[A run of records]
____________

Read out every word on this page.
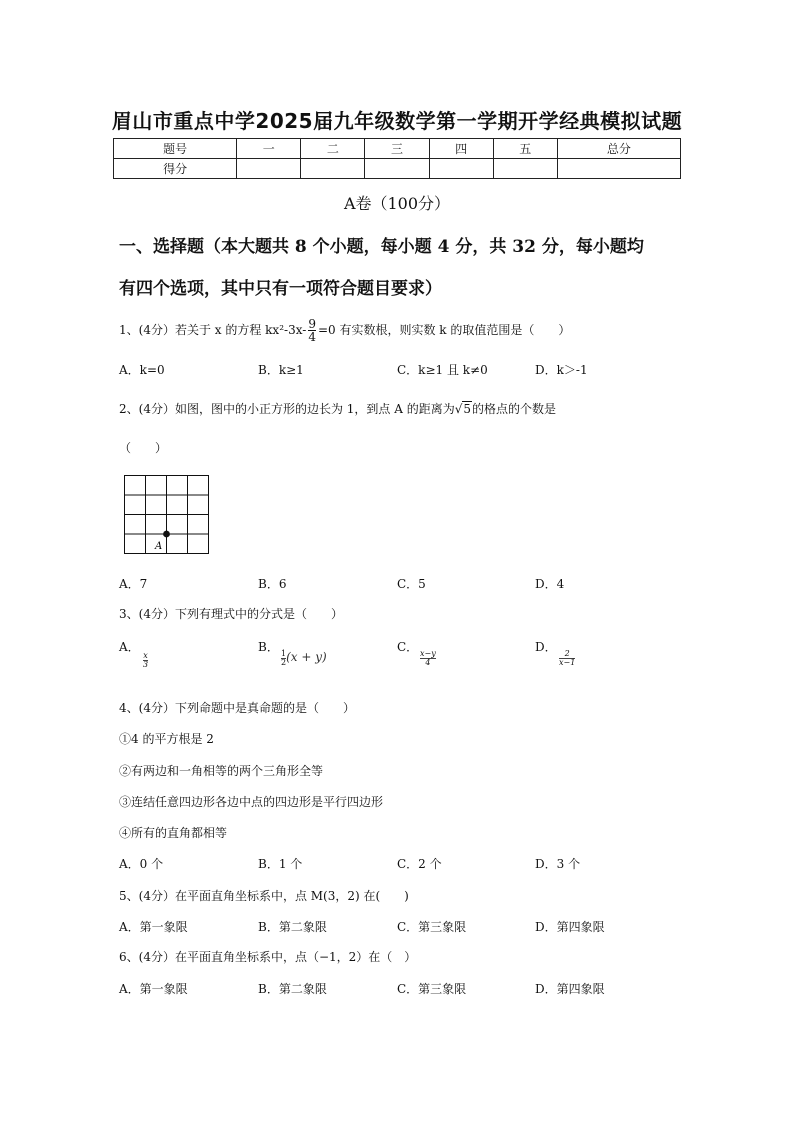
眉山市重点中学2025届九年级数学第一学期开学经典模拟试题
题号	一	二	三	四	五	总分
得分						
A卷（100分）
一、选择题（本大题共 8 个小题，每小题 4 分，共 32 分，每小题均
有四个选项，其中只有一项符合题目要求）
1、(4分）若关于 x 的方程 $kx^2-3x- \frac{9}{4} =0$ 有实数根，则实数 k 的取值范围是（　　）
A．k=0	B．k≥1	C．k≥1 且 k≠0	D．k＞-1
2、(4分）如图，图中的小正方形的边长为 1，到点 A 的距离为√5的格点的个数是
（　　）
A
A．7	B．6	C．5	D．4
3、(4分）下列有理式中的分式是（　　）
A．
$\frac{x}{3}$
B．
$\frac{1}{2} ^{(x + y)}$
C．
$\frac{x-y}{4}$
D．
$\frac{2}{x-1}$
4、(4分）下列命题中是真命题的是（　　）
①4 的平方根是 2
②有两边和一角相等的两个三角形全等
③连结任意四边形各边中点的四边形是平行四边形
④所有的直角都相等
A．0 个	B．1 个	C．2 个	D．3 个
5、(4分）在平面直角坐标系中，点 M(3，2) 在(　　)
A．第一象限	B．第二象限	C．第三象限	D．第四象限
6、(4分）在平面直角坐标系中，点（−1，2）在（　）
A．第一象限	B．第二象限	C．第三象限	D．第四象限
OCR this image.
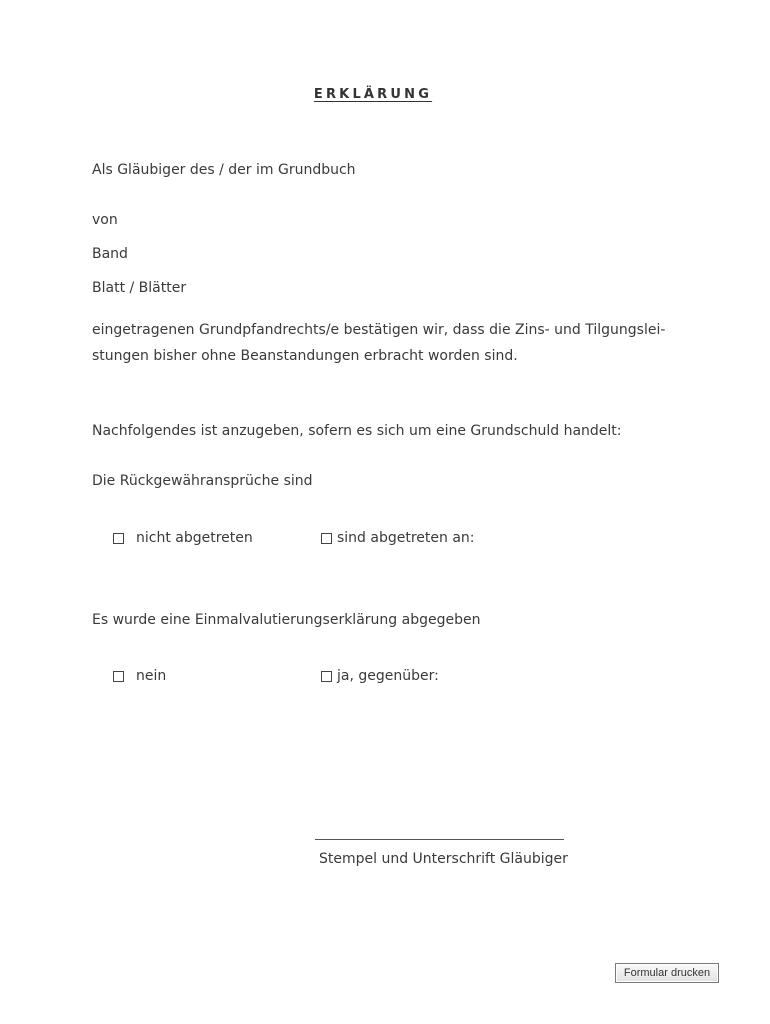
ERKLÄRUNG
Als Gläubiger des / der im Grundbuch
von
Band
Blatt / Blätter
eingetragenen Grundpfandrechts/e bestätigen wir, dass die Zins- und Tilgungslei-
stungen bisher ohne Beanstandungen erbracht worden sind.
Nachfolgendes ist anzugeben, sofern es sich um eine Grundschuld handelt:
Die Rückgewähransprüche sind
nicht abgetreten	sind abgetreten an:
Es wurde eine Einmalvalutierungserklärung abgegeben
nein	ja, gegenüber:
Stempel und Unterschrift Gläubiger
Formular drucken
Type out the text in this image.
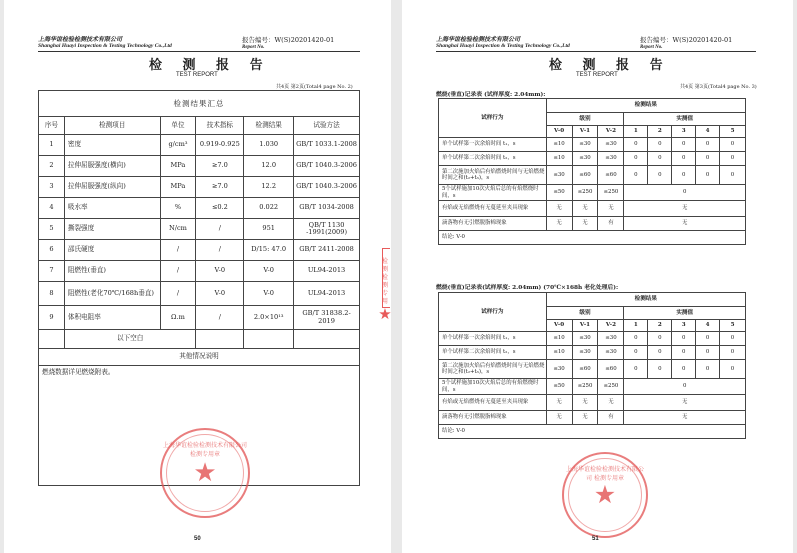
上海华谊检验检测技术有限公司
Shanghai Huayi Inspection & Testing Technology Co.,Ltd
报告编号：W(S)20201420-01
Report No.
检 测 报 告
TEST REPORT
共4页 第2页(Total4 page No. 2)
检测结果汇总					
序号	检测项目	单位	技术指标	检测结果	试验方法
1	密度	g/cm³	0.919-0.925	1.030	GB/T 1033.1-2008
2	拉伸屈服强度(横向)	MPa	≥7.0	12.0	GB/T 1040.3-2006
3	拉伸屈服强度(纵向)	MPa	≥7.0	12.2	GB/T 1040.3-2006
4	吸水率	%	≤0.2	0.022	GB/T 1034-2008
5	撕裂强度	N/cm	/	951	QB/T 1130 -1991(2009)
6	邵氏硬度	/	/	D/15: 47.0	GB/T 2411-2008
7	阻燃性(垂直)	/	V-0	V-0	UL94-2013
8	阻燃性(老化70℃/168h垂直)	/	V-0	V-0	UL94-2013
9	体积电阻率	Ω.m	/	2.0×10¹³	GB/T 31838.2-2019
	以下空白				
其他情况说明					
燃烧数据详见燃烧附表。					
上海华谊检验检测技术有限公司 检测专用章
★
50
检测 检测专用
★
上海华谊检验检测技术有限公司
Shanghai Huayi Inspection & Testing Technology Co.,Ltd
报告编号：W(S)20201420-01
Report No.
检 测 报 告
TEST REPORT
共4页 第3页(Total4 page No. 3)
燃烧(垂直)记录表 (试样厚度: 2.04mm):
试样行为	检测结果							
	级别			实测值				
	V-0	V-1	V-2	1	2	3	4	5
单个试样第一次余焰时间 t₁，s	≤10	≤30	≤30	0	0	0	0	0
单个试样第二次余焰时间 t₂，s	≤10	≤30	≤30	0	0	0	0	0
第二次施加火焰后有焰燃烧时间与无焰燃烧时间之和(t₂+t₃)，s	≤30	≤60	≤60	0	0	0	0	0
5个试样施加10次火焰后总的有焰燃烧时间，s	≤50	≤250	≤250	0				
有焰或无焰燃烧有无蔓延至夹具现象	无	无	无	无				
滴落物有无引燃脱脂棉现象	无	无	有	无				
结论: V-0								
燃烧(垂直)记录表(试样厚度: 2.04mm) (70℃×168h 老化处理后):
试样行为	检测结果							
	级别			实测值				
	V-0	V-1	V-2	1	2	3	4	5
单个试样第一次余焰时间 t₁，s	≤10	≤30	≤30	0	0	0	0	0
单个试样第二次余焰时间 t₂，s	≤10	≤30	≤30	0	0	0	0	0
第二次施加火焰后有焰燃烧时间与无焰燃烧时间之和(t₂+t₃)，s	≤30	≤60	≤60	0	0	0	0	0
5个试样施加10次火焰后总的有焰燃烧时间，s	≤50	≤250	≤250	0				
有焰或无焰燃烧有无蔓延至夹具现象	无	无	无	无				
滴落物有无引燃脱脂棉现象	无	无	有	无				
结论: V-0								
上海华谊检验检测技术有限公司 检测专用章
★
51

____________

> **TASK**: Without the pictures, repeat all the records word for word.

> **RESULT FOR THIS TASK**:
Read out every word on this page.
眉山市重点中学2025届九年级数学第一学期开学经典模拟试题
题号	一	二	三	四	五	总分
得分						
A卷（100分）
一、选择题（本大题共 8 个小题，每小题 4 分，共 32 分，每小题均
有四个选项，其中只有一项符合题目要求）
1、(4分）若关于 x 的方程 $kx^2-3x- \frac{9}{4} =0$ 有实数根，则实数 k 的取值范围是（　　）
A．k=0	B．k≥1	C．k≥1 且 k≠0	D．k＞-1
2、(4分）如图，图中的小正方形的边长为 1，到点 A 的距离为√5的格点的个数是
（　　）
A
A．7	B．6	C．5	D．4
3、(4分）下列有理式中的分式是（　　）
A．
$\frac{x}{3}$
B．
$\frac{1}{2} ^{(x + y)}$
C．
$\frac{x-y}{4}$
D．
$\frac{2}{x-1}$
4、(4分）下列命题中是真命题的是（　　）
①4 的平方根是 2
②有两边和一角相等的两个三角形全等
③连结任意四边形各边中点的四边形是平行四边形
④所有的直角都相等
A．0 个	B．1 个	C．2 个	D．3 个
5、(4分）在平面直角坐标系中，点 M(3，2) 在(　　)
A．第一象限	B．第二象限	C．第三象限	D．第四象限
6、(4分）在平面直角坐标系中，点（−1，2）在（　）
A．第一象限	B．第二象限	C．第三象限	D．第四象限
OCR this image.
ERKLÄRUNG
Als Gläubiger des / der im Grundbuch
von
Band
Blatt / Blätter
eingetragenen Grundpfandrechts/e bestätigen wir, dass die Zins- und Tilgungslei-
stungen bisher ohne Beanstandungen erbracht worden sind.
Nachfolgendes ist anzugeben, sofern es sich um eine Grundschuld handelt:
Die Rückgewähransprüche sind
nicht abgetreten	sind abgetreten an:
Es wurde eine Einmalvalutierungserklärung abgegeben
nein	ja, gegenüber:
Stempel und Unterschrift Gläubiger
Formular drucken
Type out the text in this image.
上海华谊检验检测技术有限公司
Shanghai Huayi Inspection & Testing Technology Co.,Ltd
报告编号：W(S)20201420-01
Report No.
检 测 报 告
TEST REPORT
共4页 第2页(Total4 page No. 2)
检测结果汇总					
序号	检测项目	单位	技术指标	检测结果	试验方法
1	密度	g/cm³	0.919-0.925	1.030	GB/T 1033.1-2008
2	拉伸屈服强度(横向)	MPa	≥7.0	12.0	GB/T 1040.3-2006
3	拉伸屈服强度(纵向)	MPa	≥7.0	12.2	GB/T 1040.3-2006
4	吸水率	%	≤0.2	0.022	GB/T 1034-2008
5	撕裂强度	N/cm	/	951	QB/T 1130 -1991(2009)
6	邵氏硬度	/	/	D/15: 47.0	GB/T 2411-2008
7	阻燃性(垂直)	/	V-0	V-0	UL94-2013
8	阻燃性(老化70℃/168h垂直)	/	V-0	V-0	UL94-2013
9	体积电阻率	Ω.m	/	2.0×10¹³	GB/T 31838.2-2019
	以下空白				
其他情况说明					
燃烧数据详见燃烧附表。					
上海华谊检验检测技术有限公司 检测专用章
★
50
检测 检测专用
★
上海华谊检验检测技术有限公司
Shanghai Huayi Inspection & Testing Technology Co.,Ltd
报告编号：W(S)20201420-01
Report No.
检 测 报 告
TEST REPORT
共4页 第3页(Total4 page No. 3)
燃烧(垂直)记录表 (试样厚度: 2.04mm):
试样行为	检测结果							
	级别			实测值				
	V-0	V-1	V-2	1	2	3	4	5
单个试样第一次余焰时间 t₁，s	≤10	≤30	≤30	0	0	0	0	0
单个试样第二次余焰时间 t₂，s	≤10	≤30	≤30	0	0	0	0	0
第二次施加火焰后有焰燃烧时间与无焰燃烧时间之和(t₂+t₃)，s	≤30	≤60	≤60	0	0	0	0	0
5个试样施加10次火焰后总的有焰燃烧时间，s	≤50	≤250	≤250	0				
有焰或无焰燃烧有无蔓延至夹具现象	无	无	无	无				
滴落物有无引燃脱脂棉现象	无	无	有	无				
结论: V-0								
燃烧(垂直)记录表(试样厚度: 2.04mm) (70℃×168h 老化处理后):
试样行为	检测结果							
	级别			实测值				
	V-0	V-1	V-2	1	2	3	4	5
单个试样第一次余焰时间 t₁，s	≤10	≤30	≤30	0	0	0	0	0
单个试样第二次余焰时间 t₂，s	≤10	≤30	≤30	0	0	0	0	0
第二次施加火焰后有焰燃烧时间与无焰燃烧时间之和(t₂+t₃)，s	≤30	≤60	≤60	0	0	0	0	0
5个试样施加10次火焰后总的有焰燃烧时间，s	≤50	≤250	≤250	0				
有焰或无焰燃烧有无蔓延至夹具现象	无	无	无	无				
滴落物有无引燃脱脂棉现象	无	无	有	无				
结论: V-0								
上海华谊检验检测技术有限公司 检测专用章
★
51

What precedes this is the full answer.